### Problem details
Print every line of the listing exactly, please.

### Given data
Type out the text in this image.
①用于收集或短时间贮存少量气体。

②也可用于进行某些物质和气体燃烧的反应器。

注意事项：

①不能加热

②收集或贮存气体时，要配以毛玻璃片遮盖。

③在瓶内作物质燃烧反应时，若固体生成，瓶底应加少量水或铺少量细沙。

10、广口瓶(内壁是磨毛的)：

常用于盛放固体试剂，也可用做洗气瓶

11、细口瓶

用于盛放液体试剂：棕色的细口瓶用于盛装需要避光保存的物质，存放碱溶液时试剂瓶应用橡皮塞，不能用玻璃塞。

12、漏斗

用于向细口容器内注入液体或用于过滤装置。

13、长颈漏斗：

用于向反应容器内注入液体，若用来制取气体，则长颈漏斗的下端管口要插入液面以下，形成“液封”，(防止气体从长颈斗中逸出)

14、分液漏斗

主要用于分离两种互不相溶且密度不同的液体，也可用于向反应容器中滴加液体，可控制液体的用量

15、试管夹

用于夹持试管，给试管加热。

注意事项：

### Response
Type out the text in this image.
①用于收集或短时间贮存少量气体。

②也可用于进行某些物质和气体燃烧的反应器。

注意事项：

①不能加热

②收集或贮存气体时，要配以毛玻璃片遮盖。

③在瓶内作物质燃烧反应时，若固体生成，瓶底应加少量水或铺少量细沙。

10、广口瓶(内壁是磨毛的)：

常用于盛放固体试剂，也可用做洗气瓶

11、细口瓶

用于盛放液体试剂：棕色的细口瓶用于盛装需要避光保存的物质，存放碱溶液时试剂瓶应用橡皮塞，不能用玻璃塞。

12、漏斗

用于向细口容器内注入液体或用于过滤装置。

13、长颈漏斗：

用于向反应容器内注入液体，若用来制取气体，则长颈漏斗的下端管口要插入液面以下，形成“液封”，(防止气体从长颈斗中逸出)

14、分液漏斗

主要用于分离两种互不相溶且密度不同的液体，也可用于向反应容器中滴加液体，可控制液体的用量

15、试管夹

用于夹持试管，给试管加热。

注意事项：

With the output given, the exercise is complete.